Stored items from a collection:
***

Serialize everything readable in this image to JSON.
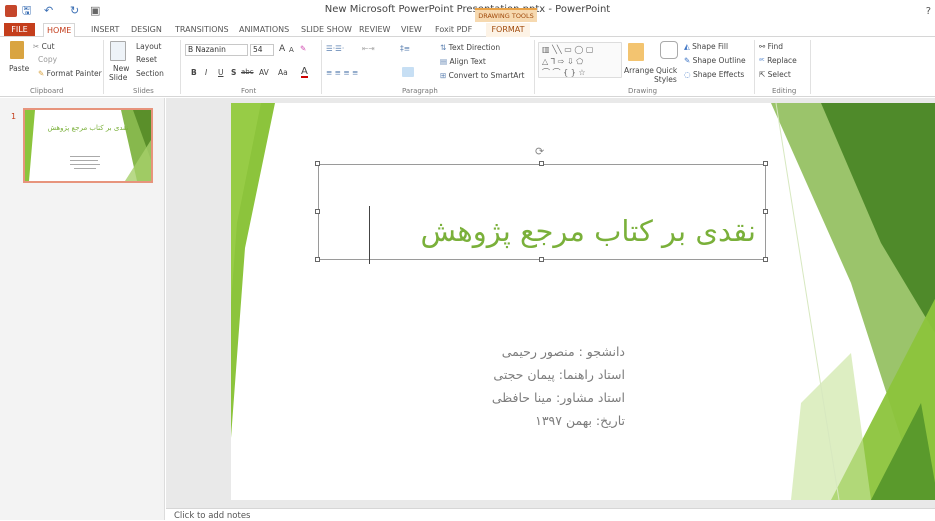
{
  "window": {
    "title": "New Microsoft PowerPoint Presentation.pptx - PowerPoint",
    "help": "?"
  },
  "quick_access": {
    "save": "🖫",
    "undo": "↶",
    "redo": "↻",
    "present": "▣"
  },
  "contextual_tab": {
    "group": "DRAWING TOOLS"
  },
  "tabs": [
    "FILE",
    "HOME",
    "INSERT",
    "DESIGN",
    "TRANSITIONS",
    "ANIMATIONS",
    "SLIDE SHOW",
    "REVIEW",
    "VIEW",
    "Foxit PDF",
    "FORMAT"
  ],
  "ribbon": {
    "clipboard": {
      "paste": "Paste",
      "cut": "Cut",
      "copy": "Copy",
      "format_painter": "Format Painter",
      "label": "Clipboard"
    },
    "slides": {
      "new_slide": "New",
      "new_slide2": "Slide",
      "layout": "Layout",
      "reset": "Reset",
      "section": "Section",
      "label": "Slides"
    },
    "font": {
      "family": "B Nazanin",
      "size": "54",
      "bold": "B",
      "italic": "I",
      "underline": "U",
      "shadow": "S",
      "strike": "abc",
      "spacing": "AV",
      "case": "Aa",
      "color": "A",
      "grow": "A",
      "shrink": "A",
      "label": "Font"
    },
    "paragraph": {
      "text_direction": "Text Direction",
      "align_text": "Align Text",
      "smartart": "Convert to SmartArt",
      "label": "Paragraph"
    },
    "drawing": {
      "arrange": "Arrange",
      "quick_styles": "Quick",
      "quick_styles2": "Styles",
      "shape_fill": "Shape Fill",
      "shape_outline": "Shape Outline",
      "shape_effects": "Shape Effects",
      "label": "Drawing"
    },
    "editing": {
      "find": "Find",
      "replace": "Replace",
      "select": "Select",
      "label": "Editing"
    }
  },
  "thumbnail": {
    "number": "1",
    "title": "نقدی بر کتاب مرجع پژوهش"
  },
  "slide": {
    "title": "نقدی بر کتاب مرجع پژوهش",
    "subtitle_lines": [
      "دانشجو : منصور رحیمی",
      "استاد راهنما: پیمان حجتی",
      "استاد مشاور: مینا حافظی",
      "تاریخ: بهمن ۱۳۹۷"
    ]
  },
  "notes": {
    "placeholder": "Click to add notes"
  },
  "colors": {
    "accent": "#c43e1c",
    "green": "#7ab03a",
    "contextual": "#f6d9b0"
  }
}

***

■ To do:
Which lines include "پژوهش"? Copy each of them out.

■ Exercise answer:
    "title": "نقدی بر کتاب مرجع پژوهش"
    "title": "نقدی بر کتاب مرجع پژوهش",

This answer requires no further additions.